Your instructions. Copy each line exactly.

Information shown.

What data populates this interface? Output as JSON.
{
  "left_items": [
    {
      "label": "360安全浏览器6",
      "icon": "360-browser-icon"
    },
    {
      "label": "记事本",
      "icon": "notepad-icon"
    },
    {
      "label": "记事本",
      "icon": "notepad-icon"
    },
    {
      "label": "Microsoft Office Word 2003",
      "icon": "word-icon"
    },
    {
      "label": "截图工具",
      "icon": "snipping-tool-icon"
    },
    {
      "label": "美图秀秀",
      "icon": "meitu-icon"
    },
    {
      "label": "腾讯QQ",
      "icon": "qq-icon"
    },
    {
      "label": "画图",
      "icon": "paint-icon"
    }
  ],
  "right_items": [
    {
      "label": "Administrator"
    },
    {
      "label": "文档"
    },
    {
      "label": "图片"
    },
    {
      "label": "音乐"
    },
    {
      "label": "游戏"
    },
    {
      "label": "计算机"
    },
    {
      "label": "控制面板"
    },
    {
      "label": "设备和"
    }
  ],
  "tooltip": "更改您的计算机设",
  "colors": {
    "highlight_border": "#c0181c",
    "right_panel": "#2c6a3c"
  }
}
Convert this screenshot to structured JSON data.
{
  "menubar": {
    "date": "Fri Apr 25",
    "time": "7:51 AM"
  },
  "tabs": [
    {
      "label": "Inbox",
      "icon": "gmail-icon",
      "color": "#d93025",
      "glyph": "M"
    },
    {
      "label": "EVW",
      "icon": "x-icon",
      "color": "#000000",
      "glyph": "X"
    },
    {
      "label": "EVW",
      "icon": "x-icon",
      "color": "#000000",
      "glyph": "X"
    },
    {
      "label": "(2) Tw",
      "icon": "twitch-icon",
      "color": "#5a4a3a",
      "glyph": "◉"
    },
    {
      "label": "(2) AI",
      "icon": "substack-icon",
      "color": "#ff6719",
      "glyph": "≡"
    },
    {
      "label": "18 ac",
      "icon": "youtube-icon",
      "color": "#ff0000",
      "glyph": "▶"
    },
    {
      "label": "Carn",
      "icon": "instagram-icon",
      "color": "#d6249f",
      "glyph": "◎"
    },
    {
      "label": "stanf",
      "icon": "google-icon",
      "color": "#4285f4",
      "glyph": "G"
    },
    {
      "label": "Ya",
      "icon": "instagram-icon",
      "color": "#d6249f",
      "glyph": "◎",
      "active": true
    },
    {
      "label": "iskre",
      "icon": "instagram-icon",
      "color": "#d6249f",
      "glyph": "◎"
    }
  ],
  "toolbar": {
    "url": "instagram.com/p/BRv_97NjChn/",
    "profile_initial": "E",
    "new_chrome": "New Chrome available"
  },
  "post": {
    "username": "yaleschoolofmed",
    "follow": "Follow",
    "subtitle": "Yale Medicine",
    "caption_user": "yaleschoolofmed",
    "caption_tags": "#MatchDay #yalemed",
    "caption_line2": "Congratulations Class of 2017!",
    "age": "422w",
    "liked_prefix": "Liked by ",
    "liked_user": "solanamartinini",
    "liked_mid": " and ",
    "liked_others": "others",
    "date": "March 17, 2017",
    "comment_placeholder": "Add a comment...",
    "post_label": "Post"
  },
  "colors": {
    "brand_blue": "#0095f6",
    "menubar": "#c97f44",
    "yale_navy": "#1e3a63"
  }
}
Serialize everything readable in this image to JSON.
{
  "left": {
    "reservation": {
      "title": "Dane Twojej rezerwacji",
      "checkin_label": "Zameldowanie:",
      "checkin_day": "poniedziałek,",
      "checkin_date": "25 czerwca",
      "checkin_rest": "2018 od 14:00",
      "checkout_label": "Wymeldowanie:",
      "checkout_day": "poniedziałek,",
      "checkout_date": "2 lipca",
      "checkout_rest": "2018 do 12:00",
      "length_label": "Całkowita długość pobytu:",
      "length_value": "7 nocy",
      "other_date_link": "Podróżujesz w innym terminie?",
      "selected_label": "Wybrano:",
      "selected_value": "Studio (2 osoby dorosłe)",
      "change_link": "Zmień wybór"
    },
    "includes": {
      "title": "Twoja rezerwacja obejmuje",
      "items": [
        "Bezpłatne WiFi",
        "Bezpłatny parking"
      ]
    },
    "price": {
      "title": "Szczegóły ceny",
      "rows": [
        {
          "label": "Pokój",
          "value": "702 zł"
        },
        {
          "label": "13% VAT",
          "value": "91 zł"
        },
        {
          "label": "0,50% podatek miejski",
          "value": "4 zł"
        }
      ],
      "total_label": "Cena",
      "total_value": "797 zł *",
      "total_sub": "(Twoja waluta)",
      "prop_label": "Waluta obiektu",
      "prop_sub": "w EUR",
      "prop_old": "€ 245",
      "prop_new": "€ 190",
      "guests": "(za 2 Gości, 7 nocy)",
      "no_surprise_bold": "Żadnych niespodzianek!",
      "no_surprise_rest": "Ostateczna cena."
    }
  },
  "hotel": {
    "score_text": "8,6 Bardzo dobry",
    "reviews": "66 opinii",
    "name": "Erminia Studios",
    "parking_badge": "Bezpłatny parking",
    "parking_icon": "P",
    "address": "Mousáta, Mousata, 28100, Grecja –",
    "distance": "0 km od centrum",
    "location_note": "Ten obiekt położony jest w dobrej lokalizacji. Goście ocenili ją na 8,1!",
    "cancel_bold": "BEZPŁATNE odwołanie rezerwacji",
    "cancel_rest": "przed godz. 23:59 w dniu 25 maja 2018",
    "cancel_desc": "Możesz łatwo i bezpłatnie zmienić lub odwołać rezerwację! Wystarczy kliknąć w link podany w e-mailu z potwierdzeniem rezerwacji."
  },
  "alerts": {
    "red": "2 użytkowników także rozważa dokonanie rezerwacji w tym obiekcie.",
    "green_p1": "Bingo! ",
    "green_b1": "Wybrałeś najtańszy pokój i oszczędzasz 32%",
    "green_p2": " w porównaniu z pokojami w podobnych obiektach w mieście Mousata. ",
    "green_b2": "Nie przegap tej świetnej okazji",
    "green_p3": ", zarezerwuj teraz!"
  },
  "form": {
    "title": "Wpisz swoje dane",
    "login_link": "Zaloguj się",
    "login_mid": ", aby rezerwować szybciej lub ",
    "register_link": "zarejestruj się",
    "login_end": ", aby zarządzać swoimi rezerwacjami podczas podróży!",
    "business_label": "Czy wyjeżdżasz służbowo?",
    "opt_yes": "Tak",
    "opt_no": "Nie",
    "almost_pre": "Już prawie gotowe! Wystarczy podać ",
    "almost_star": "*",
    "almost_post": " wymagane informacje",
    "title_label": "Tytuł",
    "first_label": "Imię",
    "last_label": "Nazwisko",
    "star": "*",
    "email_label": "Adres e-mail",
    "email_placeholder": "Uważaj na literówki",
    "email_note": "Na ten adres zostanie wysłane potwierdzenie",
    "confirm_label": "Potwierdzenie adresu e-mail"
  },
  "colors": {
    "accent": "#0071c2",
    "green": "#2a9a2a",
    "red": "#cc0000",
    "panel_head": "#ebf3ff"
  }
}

Full answer.
What data populates this interface? Output as JSON.
{
  "left_items": [
    {
      "label": "360安全浏览器6",
      "icon": "360-browser-icon"
    },
    {
      "label": "记事本",
      "icon": "notepad-icon"
    },
    {
      "label": "记事本",
      "icon": "notepad-icon"
    },
    {
      "label": "Microsoft Office Word 2003",
      "icon": "word-icon"
    },
    {
      "label": "截图工具",
      "icon": "snipping-tool-icon"
    },
    {
      "label": "美图秀秀",
      "icon": "meitu-icon"
    },
    {
      "label": "腾讯QQ",
      "icon": "qq-icon"
    },
    {
      "label": "画图",
      "icon": "paint-icon"
    }
  ],
  "right_items": [
    {
      "label": "Administrator"
    },
    {
      "label": "文档"
    },
    {
      "label": "图片"
    },
    {
      "label": "音乐"
    },
    {
      "label": "游戏"
    },
    {
      "label": "计算机"
    },
    {
      "label": "控制面板"
    },
    {
      "label": "设备和"
    }
  ],
  "tooltip": "更改您的计算机设",
  "colors": {
    "highlight_border": "#c0181c",
    "right_panel": "#2c6a3c"
  }
}
Convert this screenshot to structured JSON data.
{
  "menubar": {
    "date": "Fri Apr 25",
    "time": "7:51 AM"
  },
  "tabs": [
    {
      "label": "Inbox",
      "icon": "gmail-icon",
      "color": "#d93025",
      "glyph": "M"
    },
    {
      "label": "EVW",
      "icon": "x-icon",
      "color": "#000000",
      "glyph": "X"
    },
    {
      "label": "EVW",
      "icon": "x-icon",
      "color": "#000000",
      "glyph": "X"
    },
    {
      "label": "(2) Tw",
      "icon": "twitch-icon",
      "color": "#5a4a3a",
      "glyph": "◉"
    },
    {
      "label": "(2) AI",
      "icon": "substack-icon",
      "color": "#ff6719",
      "glyph": "≡"
    },
    {
      "label": "18 ac",
      "icon": "youtube-icon",
      "color": "#ff0000",
      "glyph": "▶"
    },
    {
      "label": "Carn",
      "icon": "instagram-icon",
      "color": "#d6249f",
      "glyph": "◎"
    },
    {
      "label": "stanf",
      "icon": "google-icon",
      "color": "#4285f4",
      "glyph": "G"
    },
    {
      "label": "Ya",
      "icon": "instagram-icon",
      "color": "#d6249f",
      "glyph": "◎",
      "active": true
    },
    {
      "label": "iskre",
      "icon": "instagram-icon",
      "color": "#d6249f",
      "glyph": "◎"
    }
  ],
  "toolbar": {
    "url": "instagram.com/p/BRv_97NjChn/",
    "profile_initial": "E",
    "new_chrome": "New Chrome available"
  },
  "post": {
    "username": "yaleschoolofmed",
    "follow": "Follow",
    "subtitle": "Yale Medicine",
    "caption_user": "yaleschoolofmed",
    "caption_tags": "#MatchDay #yalemed",
    "caption_line2": "Congratulations Class of 2017!",
    "age": "422w",
    "liked_prefix": "Liked by ",
    "liked_user": "solanamartinini",
    "liked_mid": " and ",
    "liked_others": "others",
    "date": "March 17, 2017",
    "comment_placeholder": "Add a comment...",
    "post_label": "Post"
  },
  "colors": {
    "brand_blue": "#0095f6",
    "menubar": "#c97f44",
    "yale_navy": "#1e3a63"
  }
}
Serialize everything readable in this image to JSON.
{
  "left": {
    "reservation": {
      "title": "Dane Twojej rezerwacji",
      "checkin_label": "Zameldowanie:",
      "checkin_day": "poniedziałek,",
      "checkin_date": "25 czerwca",
      "checkin_rest": "2018 od 14:00",
      "checkout_label": "Wymeldowanie:",
      "checkout_day": "poniedziałek,",
      "checkout_date": "2 lipca",
      "checkout_rest": "2018 do 12:00",
      "length_label": "Całkowita długość pobytu:",
      "length_value": "7 nocy",
      "other_date_link": "Podróżujesz w innym terminie?",
      "selected_label": "Wybrano:",
      "selected_value": "Studio (2 osoby dorosłe)",
      "change_link": "Zmień wybór"
    },
    "includes": {
      "title": "Twoja rezerwacja obejmuje",
      "items": [
        "Bezpłatne WiFi",
        "Bezpłatny parking"
      ]
    },
    "price": {
      "title": "Szczegóły ceny",
      "rows": [
        {
          "label": "Pokój",
          "value": "702 zł"
        },
        {
          "label": "13% VAT",
          "value": "91 zł"
        },
        {
          "label": "0,50% podatek miejski",
          "value": "4 zł"
        }
      ],
      "total_label": "Cena",
      "total_value": "797 zł *",
      "total_sub": "(Twoja waluta)",
      "prop_label": "Waluta obiektu",
      "prop_sub": "w EUR",
      "prop_old": "€ 245",
      "prop_new": "€ 190",
      "guests": "(za 2 Gości, 7 nocy)",
      "no_surprise_bold": "Żadnych niespodzianek!",
      "no_surprise_rest": "Ostateczna cena."
    }
  },
  "hotel": {
    "score_text": "8,6 Bardzo dobry",
    "reviews": "66 opinii",
    "name": "Erminia Studios",
    "parking_badge": "Bezpłatny parking",
    "parking_icon": "P",
    "address": "Mousáta, Mousata, 28100, Grecja –",
    "distance": "0 km od centrum",
    "location_note": "Ten obiekt położony jest w dobrej lokalizacji. Goście ocenili ją na 8,1!",
    "cancel_bold": "BEZPŁATNE odwołanie rezerwacji",
    "cancel_rest": "przed godz. 23:59 w dniu 25 maja 2018",
    "cancel_desc": "Możesz łatwo i bezpłatnie zmienić lub odwołać rezerwację! Wystarczy kliknąć w link podany w e-mailu z potwierdzeniem rezerwacji."
  },
  "alerts": {
    "red": "2 użytkowników także rozważa dokonanie rezerwacji w tym obiekcie.",
    "green_p1": "Bingo! ",
    "green_b1": "Wybrałeś najtańszy pokój i oszczędzasz 32%",
    "green_p2": " w porównaniu z pokojami w podobnych obiektach w mieście Mousata. ",
    "green_b2": "Nie przegap tej świetnej okazji",
    "green_p3": ", zarezerwuj teraz!"
  },
  "form": {
    "title": "Wpisz swoje dane",
    "login_link": "Zaloguj się",
    "login_mid": ", aby rezerwować szybciej lub ",
    "register_link": "zarejestruj się",
    "login_end": ", aby zarządzać swoimi rezerwacjami podczas podróży!",
    "business_label": "Czy wyjeżdżasz służbowo?",
    "opt_yes": "Tak",
    "opt_no": "Nie",
    "almost_pre": "Już prawie gotowe! Wystarczy podać ",
    "almost_star": "*",
    "almost_post": " wymagane informacje",
    "title_label": "Tytuł",
    "first_label": "Imię",
    "last_label": "Nazwisko",
    "star": "*",
    "email_label": "Adres e-mail",
    "email_placeholder": "Uważaj na literówki",
    "email_note": "Na ten adres zostanie wysłane potwierdzenie",
    "confirm_label": "Potwierdzenie adresu e-mail"
  },
  "colors": {
    "accent": "#0071c2",
    "green": "#2a9a2a",
    "red": "#cc0000",
    "panel_head": "#ebf3ff"
  }
}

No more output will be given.